[BEGIN]

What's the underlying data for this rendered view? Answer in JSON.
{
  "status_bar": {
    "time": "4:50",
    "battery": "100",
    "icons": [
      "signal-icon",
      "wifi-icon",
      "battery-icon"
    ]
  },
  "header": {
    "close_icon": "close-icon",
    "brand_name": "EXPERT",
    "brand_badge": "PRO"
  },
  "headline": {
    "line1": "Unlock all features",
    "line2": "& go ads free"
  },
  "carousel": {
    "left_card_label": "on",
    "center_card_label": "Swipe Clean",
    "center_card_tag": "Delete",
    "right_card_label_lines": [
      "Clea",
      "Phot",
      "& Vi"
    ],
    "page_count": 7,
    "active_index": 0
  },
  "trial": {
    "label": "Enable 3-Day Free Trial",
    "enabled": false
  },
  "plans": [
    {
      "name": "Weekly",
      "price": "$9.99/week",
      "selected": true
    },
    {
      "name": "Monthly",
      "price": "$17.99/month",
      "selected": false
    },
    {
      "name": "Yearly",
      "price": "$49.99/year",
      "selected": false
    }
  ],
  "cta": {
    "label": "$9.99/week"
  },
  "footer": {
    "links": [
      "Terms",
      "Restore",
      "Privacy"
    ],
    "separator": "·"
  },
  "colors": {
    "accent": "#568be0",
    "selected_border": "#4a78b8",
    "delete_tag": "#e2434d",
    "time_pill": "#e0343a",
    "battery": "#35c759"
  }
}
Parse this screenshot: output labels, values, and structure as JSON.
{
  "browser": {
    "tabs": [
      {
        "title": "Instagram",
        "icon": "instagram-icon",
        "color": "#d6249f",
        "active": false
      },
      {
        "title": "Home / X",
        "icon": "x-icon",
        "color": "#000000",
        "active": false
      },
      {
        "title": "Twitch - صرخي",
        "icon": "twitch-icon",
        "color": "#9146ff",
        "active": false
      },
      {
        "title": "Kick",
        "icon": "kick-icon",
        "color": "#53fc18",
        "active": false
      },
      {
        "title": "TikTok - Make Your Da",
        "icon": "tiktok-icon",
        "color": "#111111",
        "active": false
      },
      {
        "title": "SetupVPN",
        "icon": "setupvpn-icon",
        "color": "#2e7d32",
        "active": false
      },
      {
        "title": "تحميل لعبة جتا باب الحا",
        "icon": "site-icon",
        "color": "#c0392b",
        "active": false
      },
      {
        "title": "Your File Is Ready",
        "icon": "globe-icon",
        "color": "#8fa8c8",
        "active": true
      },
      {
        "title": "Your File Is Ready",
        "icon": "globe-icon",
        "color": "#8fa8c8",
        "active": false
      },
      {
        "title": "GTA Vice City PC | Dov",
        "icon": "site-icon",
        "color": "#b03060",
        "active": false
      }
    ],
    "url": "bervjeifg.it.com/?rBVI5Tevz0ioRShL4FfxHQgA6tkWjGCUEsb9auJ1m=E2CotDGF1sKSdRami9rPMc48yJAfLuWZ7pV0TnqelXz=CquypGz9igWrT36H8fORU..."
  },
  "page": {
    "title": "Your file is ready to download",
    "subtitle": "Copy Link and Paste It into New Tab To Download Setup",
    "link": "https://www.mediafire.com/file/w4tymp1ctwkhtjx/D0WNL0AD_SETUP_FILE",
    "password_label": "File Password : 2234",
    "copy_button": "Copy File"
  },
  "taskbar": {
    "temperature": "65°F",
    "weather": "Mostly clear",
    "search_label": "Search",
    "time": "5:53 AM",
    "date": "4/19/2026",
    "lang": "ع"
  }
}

[END]

### What the task requires
Reply with one number only: how many lines of the listing hold "this"?

### Completed exercise
2